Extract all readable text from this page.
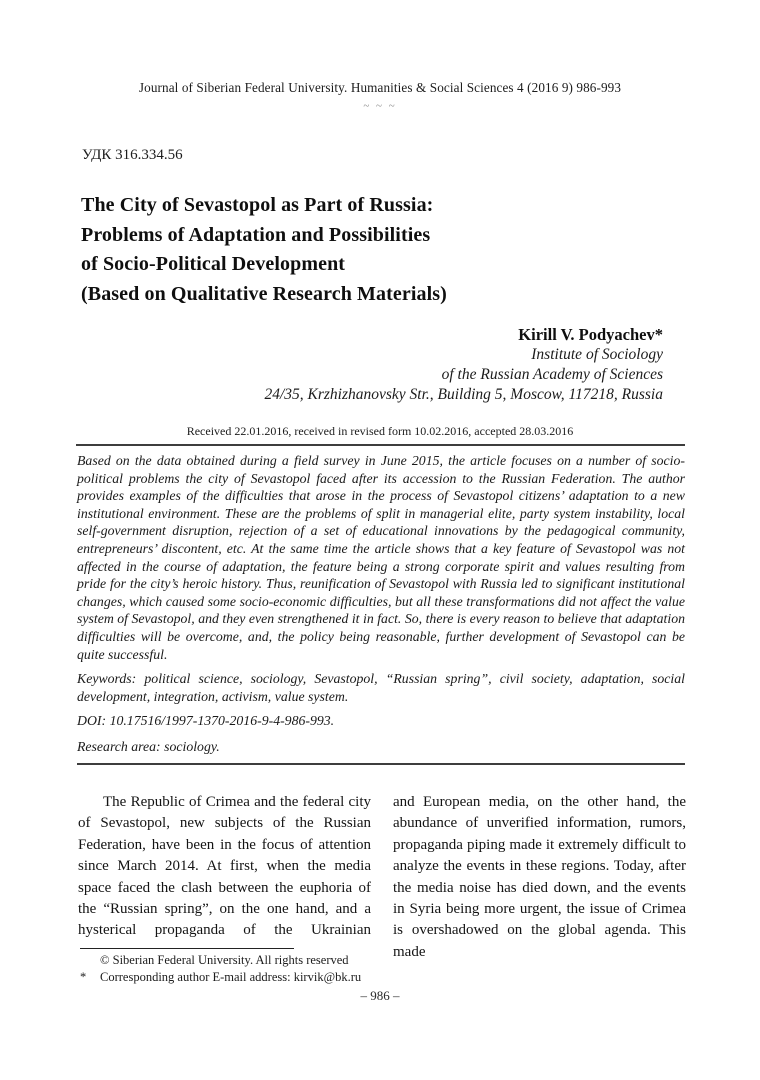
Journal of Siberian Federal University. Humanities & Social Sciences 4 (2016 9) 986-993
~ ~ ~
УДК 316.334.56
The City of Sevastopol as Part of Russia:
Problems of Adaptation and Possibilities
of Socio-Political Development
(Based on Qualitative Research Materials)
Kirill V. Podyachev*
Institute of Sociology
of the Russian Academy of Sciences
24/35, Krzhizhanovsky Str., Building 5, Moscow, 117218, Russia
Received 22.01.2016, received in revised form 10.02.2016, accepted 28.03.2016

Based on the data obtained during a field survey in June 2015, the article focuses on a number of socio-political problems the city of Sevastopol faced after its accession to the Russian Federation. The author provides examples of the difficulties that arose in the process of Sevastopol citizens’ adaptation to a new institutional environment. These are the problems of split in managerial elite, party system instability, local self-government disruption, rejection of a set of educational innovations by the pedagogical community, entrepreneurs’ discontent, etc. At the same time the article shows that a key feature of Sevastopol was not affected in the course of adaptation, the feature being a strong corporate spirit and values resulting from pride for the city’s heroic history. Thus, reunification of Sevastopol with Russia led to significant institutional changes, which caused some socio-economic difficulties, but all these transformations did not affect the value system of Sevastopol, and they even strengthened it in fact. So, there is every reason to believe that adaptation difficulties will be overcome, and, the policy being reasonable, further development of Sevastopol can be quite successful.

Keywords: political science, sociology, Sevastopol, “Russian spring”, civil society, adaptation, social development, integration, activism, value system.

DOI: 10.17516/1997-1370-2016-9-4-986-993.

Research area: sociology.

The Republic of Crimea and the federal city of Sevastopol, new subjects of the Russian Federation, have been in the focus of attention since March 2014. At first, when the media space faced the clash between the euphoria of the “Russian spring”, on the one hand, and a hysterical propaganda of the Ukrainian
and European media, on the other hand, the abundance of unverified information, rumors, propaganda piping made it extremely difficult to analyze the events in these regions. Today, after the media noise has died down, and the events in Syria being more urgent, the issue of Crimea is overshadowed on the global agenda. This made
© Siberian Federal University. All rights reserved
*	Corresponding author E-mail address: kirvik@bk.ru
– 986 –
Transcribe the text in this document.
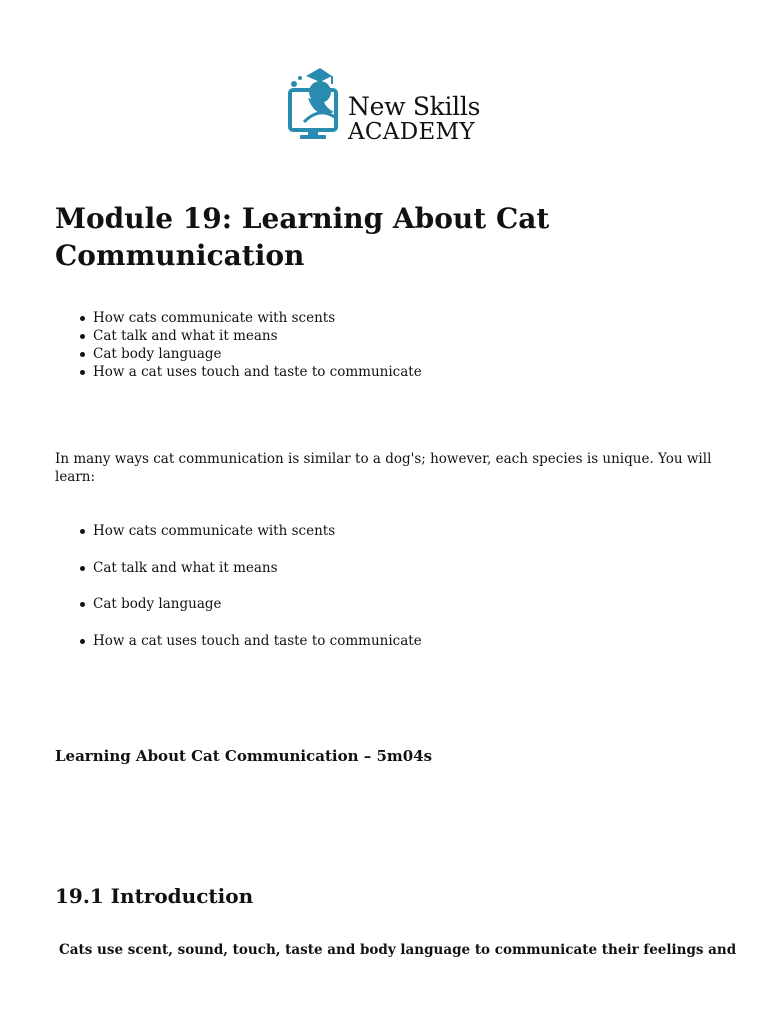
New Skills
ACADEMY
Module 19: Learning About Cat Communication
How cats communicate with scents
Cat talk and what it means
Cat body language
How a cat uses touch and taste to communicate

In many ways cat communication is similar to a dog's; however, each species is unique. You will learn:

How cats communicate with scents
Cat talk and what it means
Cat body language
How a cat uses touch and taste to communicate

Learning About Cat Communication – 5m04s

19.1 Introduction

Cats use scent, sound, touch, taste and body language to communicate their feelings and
****************************************
*Aim of the exercise:* Copy down every line of the material above that includes the string "text".

*Answer to the problem:*
Extract all readable text from this page.
Transcribe the text in this document.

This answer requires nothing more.